• Objective:
Only the pictures are to be left out; set down the rest of the records exactly.

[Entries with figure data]
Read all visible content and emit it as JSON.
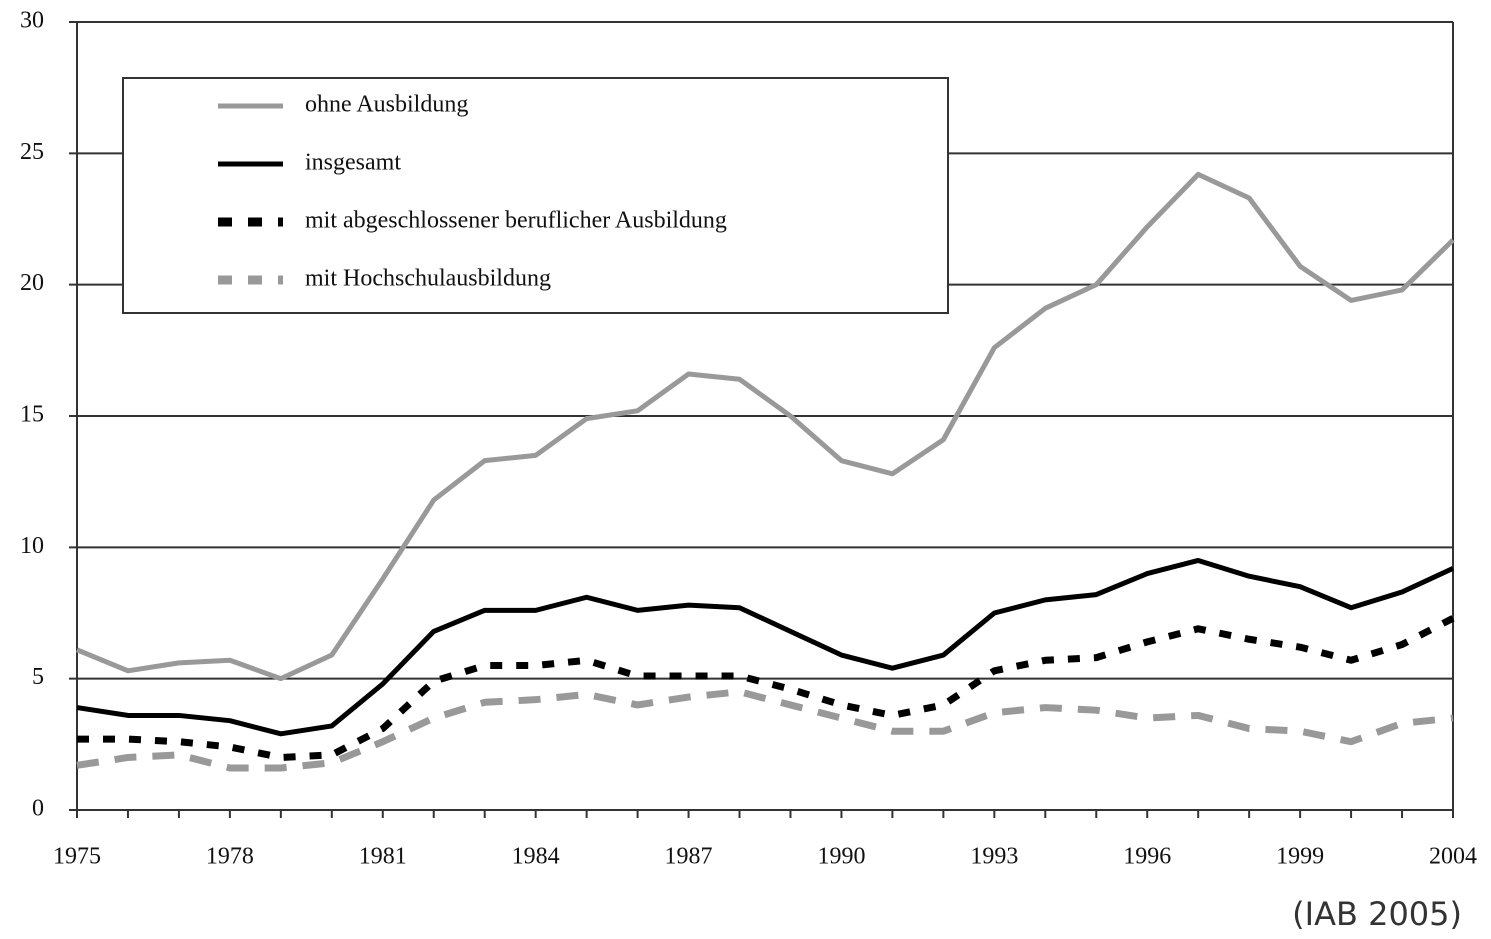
{
  "chart_data": {
    "type": "line",
    "source": "(IAB 2005)",
    "categories": [
      "1975",
      null,
      null,
      "1978",
      null,
      null,
      "1981",
      null,
      null,
      "1984",
      null,
      null,
      "1987",
      null,
      null,
      "1990",
      null,
      null,
      "1993",
      null,
      null,
      "1996",
      null,
      null,
      "1999",
      null,
      null,
      "2004"
    ],
    "series": [
      {
        "name": "ohne Ausbildung",
        "color": "#999999",
        "dash": "solid",
        "values": [
          6.1,
          5.3,
          5.6,
          5.7,
          5.0,
          5.9,
          8.8,
          11.8,
          13.3,
          13.5,
          14.9,
          15.2,
          16.6,
          16.4,
          15.0,
          13.3,
          12.8,
          14.1,
          17.6,
          19.1,
          20.0,
          22.2,
          24.2,
          23.3,
          20.7,
          19.4,
          19.8,
          21.7
        ]
      },
      {
        "name": "insgesamt",
        "color": "#000000",
        "dash": "solid",
        "values": [
          3.9,
          3.6,
          3.6,
          3.4,
          2.9,
          3.2,
          4.8,
          6.8,
          7.6,
          7.6,
          8.1,
          7.6,
          7.8,
          7.7,
          6.8,
          5.9,
          5.4,
          5.9,
          7.5,
          8.0,
          8.2,
          9.0,
          9.5,
          8.9,
          8.5,
          7.7,
          8.3,
          9.2
        ]
      },
      {
        "name": "mit abgeschlossener beruflicher Ausbildung",
        "color": "#000000",
        "dash": "dotted",
        "values": [
          2.7,
          2.7,
          2.6,
          2.4,
          2.0,
          2.1,
          3.1,
          4.9,
          5.5,
          5.5,
          5.7,
          5.1,
          5.1,
          5.1,
          4.6,
          4.0,
          3.6,
          4.0,
          5.3,
          5.7,
          5.8,
          6.4,
          6.9,
          6.5,
          6.2,
          5.7,
          6.3,
          7.3
        ]
      },
      {
        "name": "mit Hochschulausbildung",
        "color": "#999999",
        "dash": "dashed",
        "values": [
          1.7,
          2.0,
          2.1,
          1.6,
          1.6,
          1.8,
          2.6,
          3.5,
          4.1,
          4.2,
          4.4,
          4.0,
          4.3,
          4.5,
          4.0,
          3.5,
          3.0,
          3.0,
          3.7,
          3.9,
          3.8,
          3.5,
          3.6,
          3.1,
          3.0,
          2.6,
          3.3,
          3.5
        ]
      }
    ],
    "ylim": [
      0,
      30
    ],
    "yticks": [
      0,
      5,
      10,
      15,
      20,
      25,
      30
    ],
    "grid": true,
    "legend": "upper left"
  }
}
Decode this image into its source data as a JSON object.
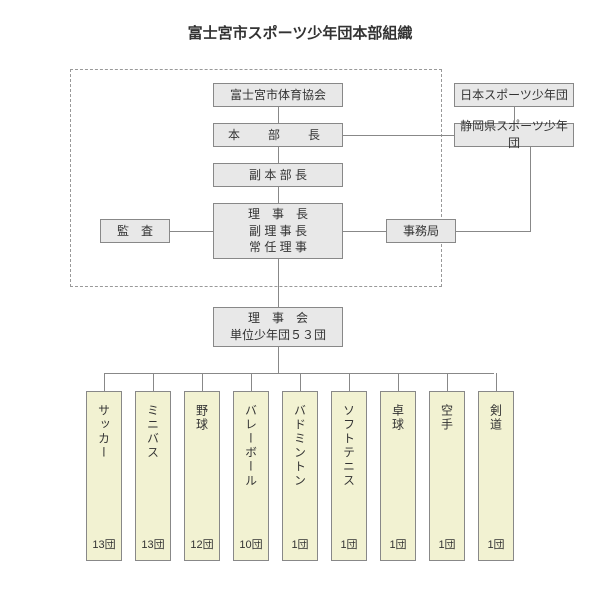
{
  "title": "富士宮市スポーツ少年団本部組織",
  "nodes": {
    "taikyou": "富士宮市体育協会",
    "japan": "日本スポーツ少年団",
    "honbuchou": "本　部　長",
    "shizuoka": "静岡県スポーツ少年団",
    "fukuhonbuchou": "副 本 部 長",
    "kansa": "監　査",
    "rijichou_l1": "理　事　長",
    "rijichou_l2": "副 理 事 長",
    "rijichou_l3": "常 任 理 事",
    "jimukyoku": "事務局",
    "rijikai_l1": "理　事　会",
    "rijikai_l2": "単位少年団５３団"
  },
  "sports": [
    {
      "name": "サッカー",
      "count": "13団"
    },
    {
      "name": "ミニバス",
      "count": "13団"
    },
    {
      "name": "野球",
      "count": "12団"
    },
    {
      "name": "バレーボール",
      "count": "10団"
    },
    {
      "name": "バドミントン",
      "count": "1団"
    },
    {
      "name": "ソフトテニス",
      "count": "1団"
    },
    {
      "name": "卓球",
      "count": "1団"
    },
    {
      "name": "空手",
      "count": "1団"
    },
    {
      "name": "剣道",
      "count": "1団"
    }
  ],
  "colors": {
    "box_bg": "#e8e8e8",
    "sport_bg": "#f2f2d2",
    "border": "#888888",
    "line": "#888888",
    "bg": "#ffffff"
  }
}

• Exercise response:
Read all visible content and emit it as JSON.
{
  "chart_data": {
    "type": "line",
    "source": "(IAB 2005)",
    "categories": [
      "1975",
      null,
      null,
      "1978",
      null,
      null,
      "1981",
      null,
      null,
      "1984",
      null,
      null,
      "1987",
      null,
      null,
      "1990",
      null,
      null,
      "1993",
      null,
      null,
      "1996",
      null,
      null,
      "1999",
      null,
      null,
      "2004"
    ],
    "series": [
      {
        "name": "ohne Ausbildung",
        "color": "#999999",
        "dash": "solid",
        "values": [
          6.1,
          5.3,
          5.6,
          5.7,
          5.0,
          5.9,
          8.8,
          11.8,
          13.3,
          13.5,
          14.9,
          15.2,
          16.6,
          16.4,
          15.0,
          13.3,
          12.8,
          14.1,
          17.6,
          19.1,
          20.0,
          22.2,
          24.2,
          23.3,
          20.7,
          19.4,
          19.8,
          21.7
        ]
      },
      {
        "name": "insgesamt",
        "color": "#000000",
        "dash": "solid",
        "values": [
          3.9,
          3.6,
          3.6,
          3.4,
          2.9,
          3.2,
          4.8,
          6.8,
          7.6,
          7.6,
          8.1,
          7.6,
          7.8,
          7.7,
          6.8,
          5.9,
          5.4,
          5.9,
          7.5,
          8.0,
          8.2,
          9.0,
          9.5,
          8.9,
          8.5,
          7.7,
          8.3,
          9.2
        ]
      },
      {
        "name": "mit abgeschlossener beruflicher Ausbildung",
        "color": "#000000",
        "dash": "dotted",
        "values": [
          2.7,
          2.7,
          2.6,
          2.4,
          2.0,
          2.1,
          3.1,
          4.9,
          5.5,
          5.5,
          5.7,
          5.1,
          5.1,
          5.1,
          4.6,
          4.0,
          3.6,
          4.0,
          5.3,
          5.7,
          5.8,
          6.4,
          6.9,
          6.5,
          6.2,
          5.7,
          6.3,
          7.3
        ]
      },
      {
        "name": "mit Hochschulausbildung",
        "color": "#999999",
        "dash": "dashed",
        "values": [
          1.7,
          2.0,
          2.1,
          1.6,
          1.6,
          1.8,
          2.6,
          3.5,
          4.1,
          4.2,
          4.4,
          4.0,
          4.3,
          4.5,
          4.0,
          3.5,
          3.0,
          3.0,
          3.7,
          3.9,
          3.8,
          3.5,
          3.6,
          3.1,
          3.0,
          2.6,
          3.3,
          3.5
        ]
      }
    ],
    "ylim": [
      0,
      30
    ],
    "yticks": [
      0,
      5,
      10,
      15,
      20,
      25,
      30
    ],
    "grid": true,
    "legend": "upper left"
  }
}
Decode this image into its source data as a JSON object.
{
  "title": "富士宮市スポーツ少年団本部組織",
  "nodes": {
    "taikyou": "富士宮市体育協会",
    "japan": "日本スポーツ少年団",
    "honbuchou": "本　部　長",
    "shizuoka": "静岡県スポーツ少年団",
    "fukuhonbuchou": "副 本 部 長",
    "kansa": "監　査",
    "rijichou_l1": "理　事　長",
    "rijichou_l2": "副 理 事 長",
    "rijichou_l3": "常 任 理 事",
    "jimukyoku": "事務局",
    "rijikai_l1": "理　事　会",
    "rijikai_l2": "単位少年団５３団"
  },
  "sports": [
    {
      "name": "サッカー",
      "count": "13団"
    },
    {
      "name": "ミニバス",
      "count": "13団"
    },
    {
      "name": "野球",
      "count": "12団"
    },
    {
      "name": "バレーボール",
      "count": "10団"
    },
    {
      "name": "バドミントン",
      "count": "1団"
    },
    {
      "name": "ソフトテニス",
      "count": "1団"
    },
    {
      "name": "卓球",
      "count": "1団"
    },
    {
      "name": "空手",
      "count": "1団"
    },
    {
      "name": "剣道",
      "count": "1団"
    }
  ],
  "colors": {
    "box_bg": "#e8e8e8",
    "sport_bg": "#f2f2d2",
    "border": "#888888",
    "line": "#888888",
    "bg": "#ffffff"
  }
}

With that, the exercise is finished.